▶ [Aim of the task]:
Write out every line of the material below, keeping each one unchanged.

(Listings of element regions)
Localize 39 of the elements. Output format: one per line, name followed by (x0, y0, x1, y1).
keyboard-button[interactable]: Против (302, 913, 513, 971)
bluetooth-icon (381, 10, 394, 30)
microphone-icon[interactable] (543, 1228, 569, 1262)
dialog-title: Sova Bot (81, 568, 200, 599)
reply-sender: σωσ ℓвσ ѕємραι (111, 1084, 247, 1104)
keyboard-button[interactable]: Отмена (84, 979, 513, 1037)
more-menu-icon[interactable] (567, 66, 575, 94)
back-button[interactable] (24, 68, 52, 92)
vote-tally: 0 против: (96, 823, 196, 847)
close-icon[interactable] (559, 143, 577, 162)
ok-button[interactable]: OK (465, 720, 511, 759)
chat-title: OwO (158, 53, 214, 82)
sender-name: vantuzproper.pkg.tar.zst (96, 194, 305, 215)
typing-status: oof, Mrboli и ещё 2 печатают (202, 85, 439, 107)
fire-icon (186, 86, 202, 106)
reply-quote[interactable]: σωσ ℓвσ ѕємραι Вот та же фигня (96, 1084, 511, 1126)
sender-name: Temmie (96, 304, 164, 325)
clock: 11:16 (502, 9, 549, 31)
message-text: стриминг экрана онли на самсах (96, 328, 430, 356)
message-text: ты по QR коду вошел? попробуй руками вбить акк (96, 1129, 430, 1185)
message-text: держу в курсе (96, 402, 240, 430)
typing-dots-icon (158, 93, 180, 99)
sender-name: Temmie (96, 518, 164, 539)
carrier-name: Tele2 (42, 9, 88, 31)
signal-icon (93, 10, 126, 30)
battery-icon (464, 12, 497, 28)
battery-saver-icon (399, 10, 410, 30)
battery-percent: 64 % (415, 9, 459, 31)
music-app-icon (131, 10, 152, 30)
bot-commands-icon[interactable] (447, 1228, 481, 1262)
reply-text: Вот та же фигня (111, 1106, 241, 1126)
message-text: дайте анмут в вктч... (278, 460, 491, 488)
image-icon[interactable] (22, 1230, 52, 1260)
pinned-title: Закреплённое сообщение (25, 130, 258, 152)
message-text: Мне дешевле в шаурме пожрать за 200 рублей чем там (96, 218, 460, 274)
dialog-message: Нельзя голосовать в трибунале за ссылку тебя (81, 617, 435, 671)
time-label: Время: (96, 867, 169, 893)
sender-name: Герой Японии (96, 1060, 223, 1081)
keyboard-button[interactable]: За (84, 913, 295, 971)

▶ [Task answer]:
Localize 39 of the elements. Output format: one per line, name followed by (x0, y0, x1, y1).
keyboard-button[interactable]: Против (302, 913, 513, 971)
bluetooth-icon (381, 10, 394, 30)
microphone-icon[interactable] (543, 1228, 569, 1262)
dialog-title: Sova Bot (81, 568, 200, 599)
reply-sender: σωσ ℓвσ ѕємραι (111, 1084, 247, 1104)
keyboard-button[interactable]: Отмена (84, 979, 513, 1037)
more-menu-icon[interactable] (567, 66, 575, 94)
back-button[interactable] (24, 68, 52, 92)
vote-tally: 0 против: (96, 823, 196, 847)
close-icon[interactable] (559, 143, 577, 162)
ok-button[interactable]: OK (465, 720, 511, 759)
chat-title: OwO (158, 53, 214, 82)
sender-name: vantuzproper.pkg.tar.zst (96, 194, 305, 215)
typing-status: oof, Mrboli и ещё 2 печатают (202, 85, 439, 107)
fire-icon (186, 86, 202, 106)
reply-quote[interactable]: σωσ ℓвσ ѕємραι Вот та же фигня (96, 1084, 511, 1126)
sender-name: Temmie (96, 304, 164, 325)
clock: 11:16 (502, 9, 549, 31)
message-text: стриминг экрана онли на самсах (96, 328, 430, 356)
message-text: ты по QR коду вошел? попробуй руками вбить акк (96, 1129, 430, 1185)
message-text: держу в курсе (96, 402, 240, 430)
typing-dots-icon (158, 93, 180, 99)
sender-name: Temmie (96, 518, 164, 539)
carrier-name: Tele2 (42, 9, 88, 31)
signal-icon (93, 10, 126, 30)
battery-icon (464, 12, 497, 28)
battery-saver-icon (399, 10, 410, 30)
battery-percent: 64 % (415, 9, 459, 31)
music-app-icon (131, 10, 152, 30)
bot-commands-icon[interactable] (447, 1228, 481, 1262)
reply-text: Вот та же фигня (111, 1106, 241, 1126)
message-text: дайте анмут в вктч... (278, 460, 491, 488)
image-icon[interactable] (22, 1230, 52, 1260)
pinned-title: Закреплённое сообщение (25, 130, 258, 152)
message-text: Мне дешевле в шаурме пожрать за 200 рублей чем там (96, 218, 460, 274)
dialog-message: Нельзя голосовать в трибунале за ссылку тебя (81, 617, 435, 671)
time-label: Время: (96, 867, 169, 893)
sender-name: Герой Японии (96, 1060, 223, 1081)
keyboard-button[interactable]: За (84, 913, 295, 971)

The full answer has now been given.